**WHAT YOU ARE ASKED TO DO**
Pick out each line of the listing below that contains the word "Suchen" and copy those lines. The match is case-sensitive.

**RECORDS TO USE**
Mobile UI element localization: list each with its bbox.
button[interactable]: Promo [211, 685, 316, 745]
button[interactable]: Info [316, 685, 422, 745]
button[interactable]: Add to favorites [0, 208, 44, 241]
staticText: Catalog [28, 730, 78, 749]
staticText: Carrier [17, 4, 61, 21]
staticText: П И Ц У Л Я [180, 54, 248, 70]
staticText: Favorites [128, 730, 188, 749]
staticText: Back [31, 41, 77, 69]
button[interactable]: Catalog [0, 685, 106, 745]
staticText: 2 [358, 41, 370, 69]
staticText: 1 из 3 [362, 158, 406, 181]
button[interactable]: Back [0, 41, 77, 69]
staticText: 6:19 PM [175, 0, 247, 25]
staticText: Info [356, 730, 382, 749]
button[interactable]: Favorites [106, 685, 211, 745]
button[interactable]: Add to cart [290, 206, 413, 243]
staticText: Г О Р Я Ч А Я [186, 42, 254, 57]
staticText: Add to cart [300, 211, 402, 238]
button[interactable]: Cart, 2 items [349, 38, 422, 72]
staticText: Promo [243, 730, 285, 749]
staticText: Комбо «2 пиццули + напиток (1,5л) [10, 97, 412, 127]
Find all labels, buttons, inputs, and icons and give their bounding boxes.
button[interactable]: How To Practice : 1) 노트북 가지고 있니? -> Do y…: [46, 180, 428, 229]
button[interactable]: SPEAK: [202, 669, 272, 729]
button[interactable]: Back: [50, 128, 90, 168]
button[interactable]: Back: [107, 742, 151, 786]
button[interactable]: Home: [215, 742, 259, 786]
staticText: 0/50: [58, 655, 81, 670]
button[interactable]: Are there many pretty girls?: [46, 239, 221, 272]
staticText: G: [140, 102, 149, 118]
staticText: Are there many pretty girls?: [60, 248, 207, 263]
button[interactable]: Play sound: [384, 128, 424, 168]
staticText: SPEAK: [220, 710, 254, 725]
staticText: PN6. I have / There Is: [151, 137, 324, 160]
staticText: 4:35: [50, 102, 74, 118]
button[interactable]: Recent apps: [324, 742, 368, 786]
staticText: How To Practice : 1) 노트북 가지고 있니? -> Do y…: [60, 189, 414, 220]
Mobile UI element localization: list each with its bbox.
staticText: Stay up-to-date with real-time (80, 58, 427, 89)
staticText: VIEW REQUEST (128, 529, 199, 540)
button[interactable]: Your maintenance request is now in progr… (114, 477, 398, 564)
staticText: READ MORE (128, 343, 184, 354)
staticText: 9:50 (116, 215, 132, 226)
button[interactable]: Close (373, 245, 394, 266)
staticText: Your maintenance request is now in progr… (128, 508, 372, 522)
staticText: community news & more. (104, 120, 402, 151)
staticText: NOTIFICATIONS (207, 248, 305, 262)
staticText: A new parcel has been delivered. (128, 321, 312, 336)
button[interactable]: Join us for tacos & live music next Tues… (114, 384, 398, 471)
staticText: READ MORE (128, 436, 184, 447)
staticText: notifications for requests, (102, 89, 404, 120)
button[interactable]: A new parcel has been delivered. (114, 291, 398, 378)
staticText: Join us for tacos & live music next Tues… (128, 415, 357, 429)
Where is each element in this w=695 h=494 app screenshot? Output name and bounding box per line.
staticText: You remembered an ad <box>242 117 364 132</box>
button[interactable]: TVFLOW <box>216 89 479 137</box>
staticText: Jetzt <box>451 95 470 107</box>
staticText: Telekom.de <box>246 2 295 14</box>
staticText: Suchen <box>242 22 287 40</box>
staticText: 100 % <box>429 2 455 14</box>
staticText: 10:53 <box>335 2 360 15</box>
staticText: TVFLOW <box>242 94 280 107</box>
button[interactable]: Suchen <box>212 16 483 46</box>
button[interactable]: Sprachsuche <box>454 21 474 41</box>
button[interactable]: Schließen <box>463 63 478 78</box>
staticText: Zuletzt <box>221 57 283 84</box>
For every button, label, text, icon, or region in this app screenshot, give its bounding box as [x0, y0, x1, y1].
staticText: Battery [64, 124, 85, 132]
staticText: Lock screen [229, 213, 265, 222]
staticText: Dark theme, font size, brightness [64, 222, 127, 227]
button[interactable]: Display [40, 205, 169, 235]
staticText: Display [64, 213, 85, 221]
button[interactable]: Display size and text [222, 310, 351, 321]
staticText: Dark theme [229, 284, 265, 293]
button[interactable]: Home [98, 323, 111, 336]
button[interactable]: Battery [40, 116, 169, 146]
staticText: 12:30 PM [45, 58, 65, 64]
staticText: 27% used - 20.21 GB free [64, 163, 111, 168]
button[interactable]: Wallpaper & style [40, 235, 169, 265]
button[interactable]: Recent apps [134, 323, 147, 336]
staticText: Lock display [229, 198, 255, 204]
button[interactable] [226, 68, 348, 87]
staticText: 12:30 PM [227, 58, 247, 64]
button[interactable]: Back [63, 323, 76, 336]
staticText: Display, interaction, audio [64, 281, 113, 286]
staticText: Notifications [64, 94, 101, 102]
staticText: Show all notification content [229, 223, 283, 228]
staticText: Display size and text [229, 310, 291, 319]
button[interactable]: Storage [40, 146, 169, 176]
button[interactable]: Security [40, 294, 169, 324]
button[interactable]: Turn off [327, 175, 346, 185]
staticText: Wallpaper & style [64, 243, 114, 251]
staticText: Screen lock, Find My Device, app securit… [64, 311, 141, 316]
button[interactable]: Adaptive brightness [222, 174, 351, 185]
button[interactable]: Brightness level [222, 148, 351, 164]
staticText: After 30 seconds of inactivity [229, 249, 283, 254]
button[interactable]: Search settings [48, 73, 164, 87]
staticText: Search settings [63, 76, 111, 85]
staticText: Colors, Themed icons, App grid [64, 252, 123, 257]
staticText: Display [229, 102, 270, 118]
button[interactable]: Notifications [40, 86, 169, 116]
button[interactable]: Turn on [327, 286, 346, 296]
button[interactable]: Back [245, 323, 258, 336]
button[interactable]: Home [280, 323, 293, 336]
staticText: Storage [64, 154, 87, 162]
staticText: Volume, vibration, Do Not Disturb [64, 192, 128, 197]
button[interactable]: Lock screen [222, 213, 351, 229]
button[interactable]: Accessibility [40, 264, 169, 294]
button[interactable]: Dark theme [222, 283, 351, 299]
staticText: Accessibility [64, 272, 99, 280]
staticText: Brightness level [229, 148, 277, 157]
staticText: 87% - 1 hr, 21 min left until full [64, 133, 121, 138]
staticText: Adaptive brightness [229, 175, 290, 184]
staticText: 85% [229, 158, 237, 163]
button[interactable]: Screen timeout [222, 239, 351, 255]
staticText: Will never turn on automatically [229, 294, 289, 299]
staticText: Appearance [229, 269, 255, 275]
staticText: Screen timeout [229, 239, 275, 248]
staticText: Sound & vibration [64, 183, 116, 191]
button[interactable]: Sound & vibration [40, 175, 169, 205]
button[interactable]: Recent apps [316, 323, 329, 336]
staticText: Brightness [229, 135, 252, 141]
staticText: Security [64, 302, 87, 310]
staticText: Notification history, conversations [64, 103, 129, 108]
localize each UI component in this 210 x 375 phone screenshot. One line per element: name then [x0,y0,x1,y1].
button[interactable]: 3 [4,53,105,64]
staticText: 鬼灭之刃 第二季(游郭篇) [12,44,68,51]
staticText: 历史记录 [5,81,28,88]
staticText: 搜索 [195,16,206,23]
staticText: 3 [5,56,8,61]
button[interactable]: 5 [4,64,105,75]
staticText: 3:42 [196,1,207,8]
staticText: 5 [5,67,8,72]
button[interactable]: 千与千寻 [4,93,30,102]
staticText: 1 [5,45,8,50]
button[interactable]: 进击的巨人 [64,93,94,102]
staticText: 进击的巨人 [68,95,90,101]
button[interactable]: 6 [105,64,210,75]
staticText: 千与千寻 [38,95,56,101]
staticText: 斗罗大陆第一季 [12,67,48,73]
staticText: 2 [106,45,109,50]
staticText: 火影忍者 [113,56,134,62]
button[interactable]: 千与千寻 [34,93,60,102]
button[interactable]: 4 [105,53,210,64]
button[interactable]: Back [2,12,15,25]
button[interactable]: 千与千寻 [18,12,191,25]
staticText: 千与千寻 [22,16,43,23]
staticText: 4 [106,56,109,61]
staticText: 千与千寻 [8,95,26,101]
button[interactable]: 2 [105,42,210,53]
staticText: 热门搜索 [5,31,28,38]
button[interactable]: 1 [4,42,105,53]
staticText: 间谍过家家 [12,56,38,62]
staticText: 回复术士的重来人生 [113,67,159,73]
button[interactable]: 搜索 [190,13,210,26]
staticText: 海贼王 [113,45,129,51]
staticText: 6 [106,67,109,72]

**SOLVED PROBLEM**
staticText: Suchen <box>242 22 287 40</box>
button[interactable]: Suchen <box>212 16 483 46</box>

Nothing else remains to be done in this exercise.